> _What you have to do_: Locate every line in the material below that has the word "мистецтва". Copy each of those lines.

◇ ◇ ◇

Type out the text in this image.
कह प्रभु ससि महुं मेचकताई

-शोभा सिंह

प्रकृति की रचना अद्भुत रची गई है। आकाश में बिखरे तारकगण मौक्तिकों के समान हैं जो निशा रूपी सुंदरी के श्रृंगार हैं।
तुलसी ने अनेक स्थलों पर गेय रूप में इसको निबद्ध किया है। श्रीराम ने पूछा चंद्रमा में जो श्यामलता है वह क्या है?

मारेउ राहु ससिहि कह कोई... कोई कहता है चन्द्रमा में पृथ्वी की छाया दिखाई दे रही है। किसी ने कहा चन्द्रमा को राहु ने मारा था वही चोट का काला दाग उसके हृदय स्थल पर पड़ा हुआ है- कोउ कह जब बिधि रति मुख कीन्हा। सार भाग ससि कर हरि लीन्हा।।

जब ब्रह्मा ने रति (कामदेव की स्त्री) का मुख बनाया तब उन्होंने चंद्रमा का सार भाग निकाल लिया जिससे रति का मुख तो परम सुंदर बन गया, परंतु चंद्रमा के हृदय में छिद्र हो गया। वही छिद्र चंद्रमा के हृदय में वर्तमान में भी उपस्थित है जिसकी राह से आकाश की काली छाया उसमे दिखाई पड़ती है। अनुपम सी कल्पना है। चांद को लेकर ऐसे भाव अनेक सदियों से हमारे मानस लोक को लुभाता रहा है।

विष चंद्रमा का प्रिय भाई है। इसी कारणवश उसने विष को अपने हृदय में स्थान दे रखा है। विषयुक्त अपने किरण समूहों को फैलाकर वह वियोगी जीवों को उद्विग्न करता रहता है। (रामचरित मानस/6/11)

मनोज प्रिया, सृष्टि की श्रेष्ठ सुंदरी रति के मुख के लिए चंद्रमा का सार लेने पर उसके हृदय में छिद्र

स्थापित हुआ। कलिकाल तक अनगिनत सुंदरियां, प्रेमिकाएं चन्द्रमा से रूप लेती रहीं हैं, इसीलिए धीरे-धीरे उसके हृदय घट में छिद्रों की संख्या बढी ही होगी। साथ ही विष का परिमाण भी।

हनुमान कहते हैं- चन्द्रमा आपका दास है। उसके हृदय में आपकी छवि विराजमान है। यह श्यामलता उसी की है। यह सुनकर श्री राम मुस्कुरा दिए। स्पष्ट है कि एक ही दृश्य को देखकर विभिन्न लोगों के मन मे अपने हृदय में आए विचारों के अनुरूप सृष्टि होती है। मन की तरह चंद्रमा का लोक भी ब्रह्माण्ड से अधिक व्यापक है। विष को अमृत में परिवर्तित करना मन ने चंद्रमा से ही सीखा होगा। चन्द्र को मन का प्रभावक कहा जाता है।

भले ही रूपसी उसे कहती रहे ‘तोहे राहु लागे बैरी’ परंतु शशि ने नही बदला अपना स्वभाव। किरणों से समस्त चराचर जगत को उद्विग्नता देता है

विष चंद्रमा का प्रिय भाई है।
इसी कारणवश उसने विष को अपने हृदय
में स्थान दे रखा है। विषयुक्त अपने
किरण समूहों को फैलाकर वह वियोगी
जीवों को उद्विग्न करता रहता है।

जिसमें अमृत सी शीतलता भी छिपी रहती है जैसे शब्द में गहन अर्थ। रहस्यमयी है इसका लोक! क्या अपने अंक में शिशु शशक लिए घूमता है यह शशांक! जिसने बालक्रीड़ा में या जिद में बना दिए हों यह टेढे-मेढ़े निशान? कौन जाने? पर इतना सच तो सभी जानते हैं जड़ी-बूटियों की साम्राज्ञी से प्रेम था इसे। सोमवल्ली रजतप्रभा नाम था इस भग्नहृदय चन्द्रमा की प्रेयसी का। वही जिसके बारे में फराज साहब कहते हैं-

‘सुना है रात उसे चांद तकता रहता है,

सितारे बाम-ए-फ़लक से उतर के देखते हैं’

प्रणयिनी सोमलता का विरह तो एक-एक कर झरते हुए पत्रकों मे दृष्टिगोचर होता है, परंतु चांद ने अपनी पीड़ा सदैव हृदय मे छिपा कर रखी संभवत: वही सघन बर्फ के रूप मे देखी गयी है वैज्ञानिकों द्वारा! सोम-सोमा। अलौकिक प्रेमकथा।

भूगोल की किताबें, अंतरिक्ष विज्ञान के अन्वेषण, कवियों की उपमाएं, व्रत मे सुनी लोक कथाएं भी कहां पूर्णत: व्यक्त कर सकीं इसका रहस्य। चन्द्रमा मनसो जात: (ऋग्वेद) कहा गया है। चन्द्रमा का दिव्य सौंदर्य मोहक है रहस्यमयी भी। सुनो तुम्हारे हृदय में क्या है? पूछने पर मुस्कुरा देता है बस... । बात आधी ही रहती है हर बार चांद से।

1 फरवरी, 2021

◇ ◇ ◇

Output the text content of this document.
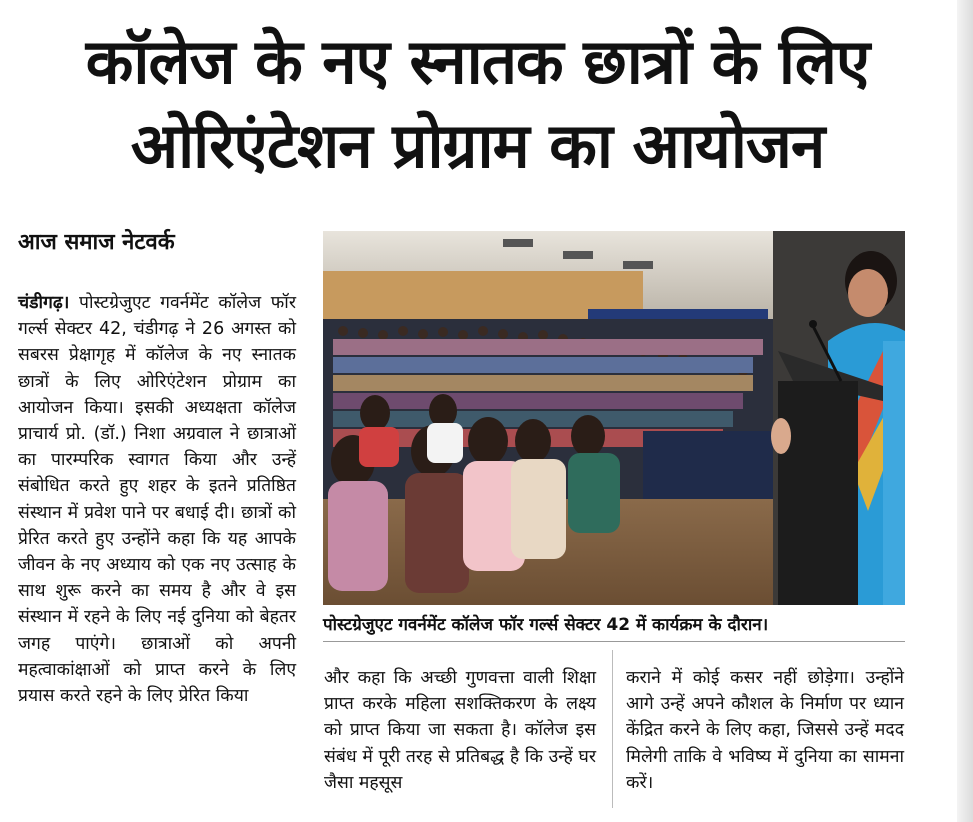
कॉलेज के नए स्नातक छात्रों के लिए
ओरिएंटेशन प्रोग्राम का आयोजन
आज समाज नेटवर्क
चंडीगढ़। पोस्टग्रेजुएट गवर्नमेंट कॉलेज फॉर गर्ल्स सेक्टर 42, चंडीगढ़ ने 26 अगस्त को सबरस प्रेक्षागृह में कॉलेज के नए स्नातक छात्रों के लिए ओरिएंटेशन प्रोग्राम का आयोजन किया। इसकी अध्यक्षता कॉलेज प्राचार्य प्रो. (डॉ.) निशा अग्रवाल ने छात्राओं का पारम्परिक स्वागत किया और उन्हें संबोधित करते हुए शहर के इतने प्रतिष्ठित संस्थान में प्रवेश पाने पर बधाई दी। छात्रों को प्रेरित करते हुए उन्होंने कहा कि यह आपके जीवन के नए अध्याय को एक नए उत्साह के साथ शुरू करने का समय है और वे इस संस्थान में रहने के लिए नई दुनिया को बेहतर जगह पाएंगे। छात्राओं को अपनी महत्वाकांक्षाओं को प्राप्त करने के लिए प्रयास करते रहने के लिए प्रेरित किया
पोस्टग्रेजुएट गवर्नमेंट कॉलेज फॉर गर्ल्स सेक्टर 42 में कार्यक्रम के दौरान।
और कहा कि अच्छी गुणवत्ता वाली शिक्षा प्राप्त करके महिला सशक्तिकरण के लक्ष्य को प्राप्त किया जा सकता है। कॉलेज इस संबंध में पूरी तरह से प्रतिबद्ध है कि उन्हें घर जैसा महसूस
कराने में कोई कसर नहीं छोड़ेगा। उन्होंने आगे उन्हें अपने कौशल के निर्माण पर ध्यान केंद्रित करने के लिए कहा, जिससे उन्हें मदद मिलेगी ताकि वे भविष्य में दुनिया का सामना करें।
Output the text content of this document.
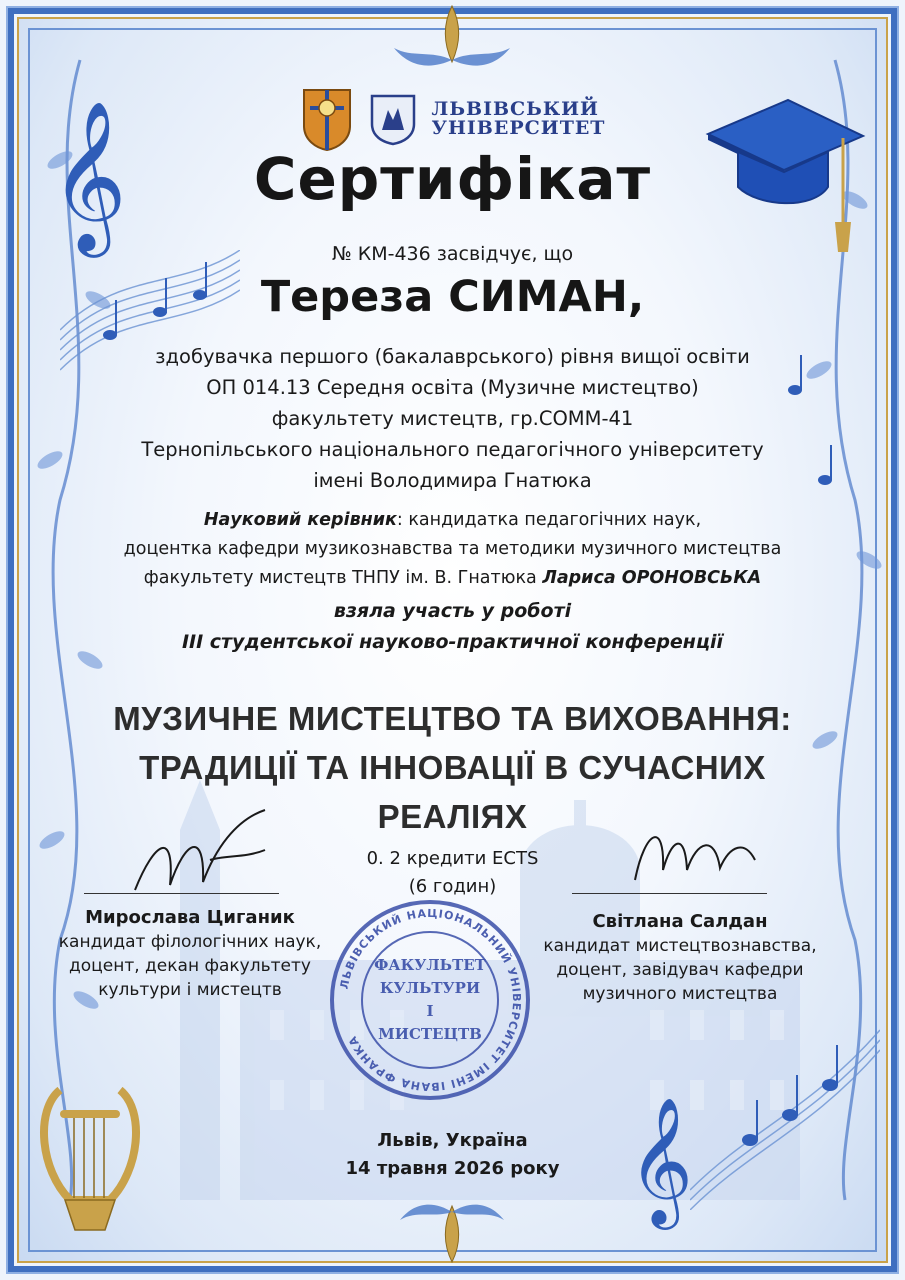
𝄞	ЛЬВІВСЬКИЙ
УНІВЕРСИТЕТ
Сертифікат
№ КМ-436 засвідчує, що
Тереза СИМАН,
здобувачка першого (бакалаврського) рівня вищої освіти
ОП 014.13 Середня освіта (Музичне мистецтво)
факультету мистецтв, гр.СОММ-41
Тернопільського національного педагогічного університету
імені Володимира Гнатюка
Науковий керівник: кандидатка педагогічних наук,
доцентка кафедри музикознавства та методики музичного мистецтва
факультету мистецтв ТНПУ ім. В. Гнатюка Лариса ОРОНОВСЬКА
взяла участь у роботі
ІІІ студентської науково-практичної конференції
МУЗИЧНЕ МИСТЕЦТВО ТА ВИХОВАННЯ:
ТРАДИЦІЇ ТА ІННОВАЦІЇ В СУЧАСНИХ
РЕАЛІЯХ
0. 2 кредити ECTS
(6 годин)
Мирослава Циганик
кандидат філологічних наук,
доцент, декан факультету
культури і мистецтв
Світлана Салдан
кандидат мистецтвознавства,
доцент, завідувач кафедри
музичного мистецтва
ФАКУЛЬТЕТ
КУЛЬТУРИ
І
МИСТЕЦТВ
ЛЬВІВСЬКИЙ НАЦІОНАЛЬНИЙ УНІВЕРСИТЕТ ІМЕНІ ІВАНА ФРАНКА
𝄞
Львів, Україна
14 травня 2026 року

◇ ◇ ◇

> _Solution_:
доцентка кафедри музикознавства та методики музичного мистецтва
музичного мистецтва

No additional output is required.